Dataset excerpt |
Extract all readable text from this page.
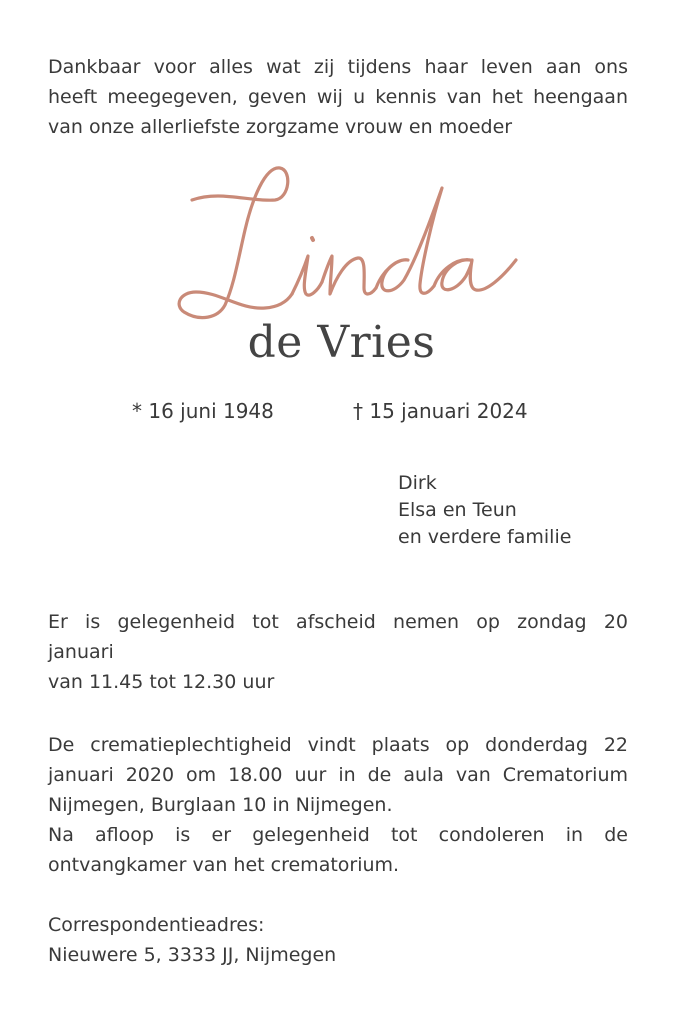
Dankbaar voor alles wat zij tijdens haar leven aan ons
heeft meegegeven, geven wij u kennis van het heengaan
van onze allerliefste zorgzame vrouw en moeder

de Vries
* 16 juni 1948	† 15 januari 2024
Dirk
Elsa en Teun
en verdere familie

Er is gelegenheid tot afscheid nemen op zondag 20
januari
van 11.45 tot 12.30 uur

De crematieplechtigheid vindt plaats op donderdag 22
januari 2020 om 18.00 uur in de aula van Crematorium
Nijmegen, Burglaan 10 in Nijmegen.
Na afloop is er gelegenheid tot condoleren in de
ontvangkamer van het crematorium.

Correspondentieadres:
Nieuwere 5, 3333 JJ, Nijmegen
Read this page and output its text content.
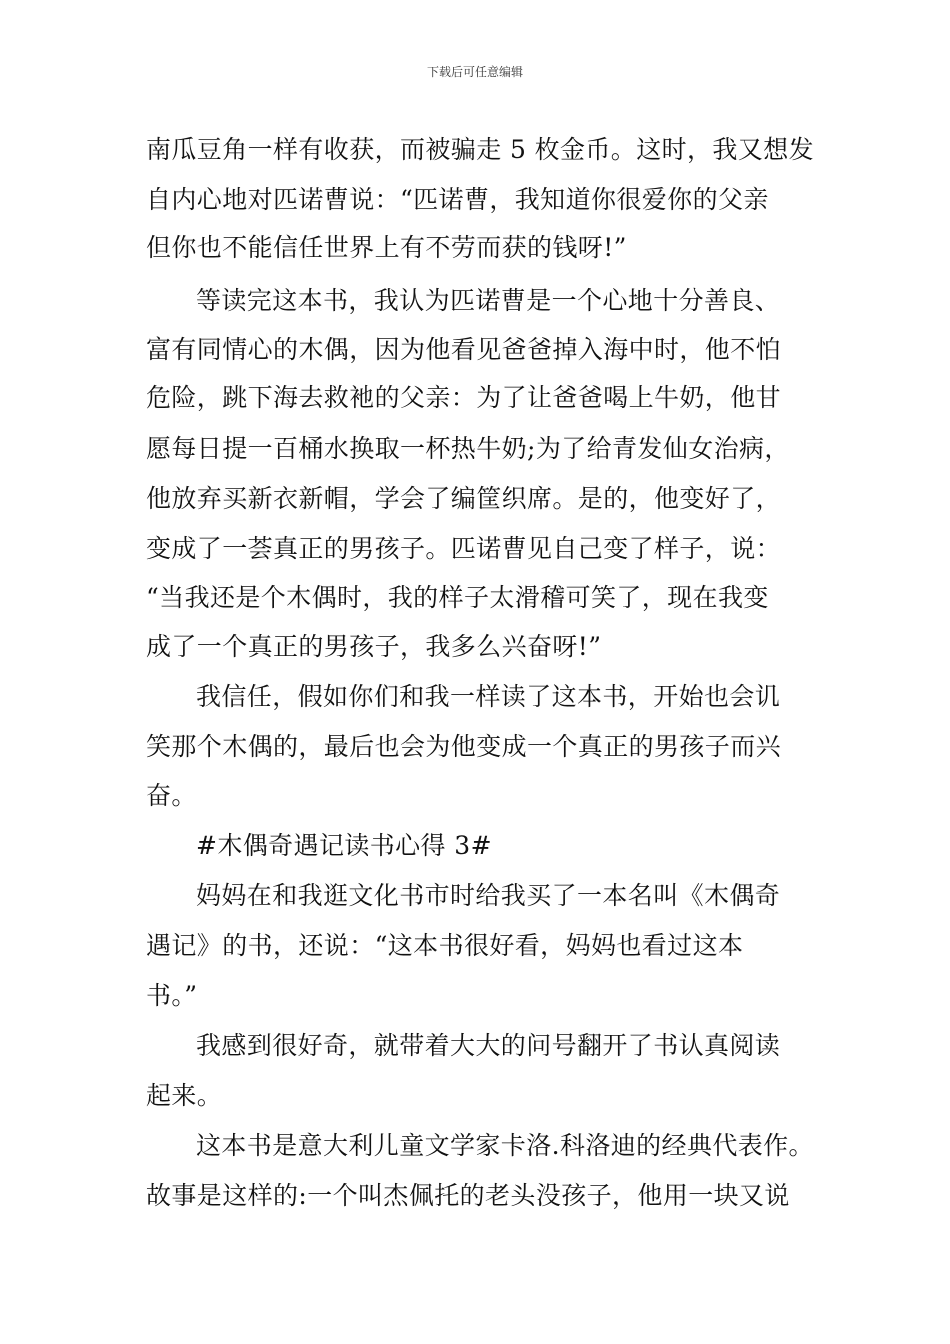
下载后可任意编辑
南瓜豆角一样有收获，而被骗走 5 枚金币。这时，我又想发
自内心地对匹诺曹说：“匹诺曹，我知道你很爱你的父亲
但你也不能信任世界上有不劳而获的钱呀!”
等读完这本书，我认为匹诺曹是一个心地十分善良、
富有同情心的木偶，因为他看见爸爸掉入海中时，他不怕
危险，跳下海去救衪的父亲：为了让爸爸喝上牛奶，他甘
愿每日提一百桶水换取一杯热牛奶;为了给青发仙女治病，
他放弃买新衣新帽，学会了编筐织席。是的，他变好了，
变成了一荟真正的男孩子。匹诺曹见自己变了样子，说：
“当我还是个木偶时，我的样子太滑稽可笑了，现在我变
成了一个真正的男孩子，我多么兴奋呀!”
我信任，假如你们和我一样读了这本书，开始也会讥
笑那个木偶的，最后也会为他变成一个真正的男孩子而兴
奋。
#木偶奇遇记读书心得 3#
妈妈在和我逛文化书市时给我买了一本名叫《木偶奇
遇记》的书，还说：“这本书很好看，妈妈也看过这本
书。”
我感到很好奇，就带着大大的问号翻开了书认真阅读
起来。
这本书是意大利儿童文学家卡洛.科洛迪的经典代表作。
故事是这样的:一个叫杰佩托的老头没孩子，他用一块又说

GOAL | Go through the material and select each line with the string "text" in it.

TASK RESPONSE |
Extract all readable text from this page.
Read this page and output its text content.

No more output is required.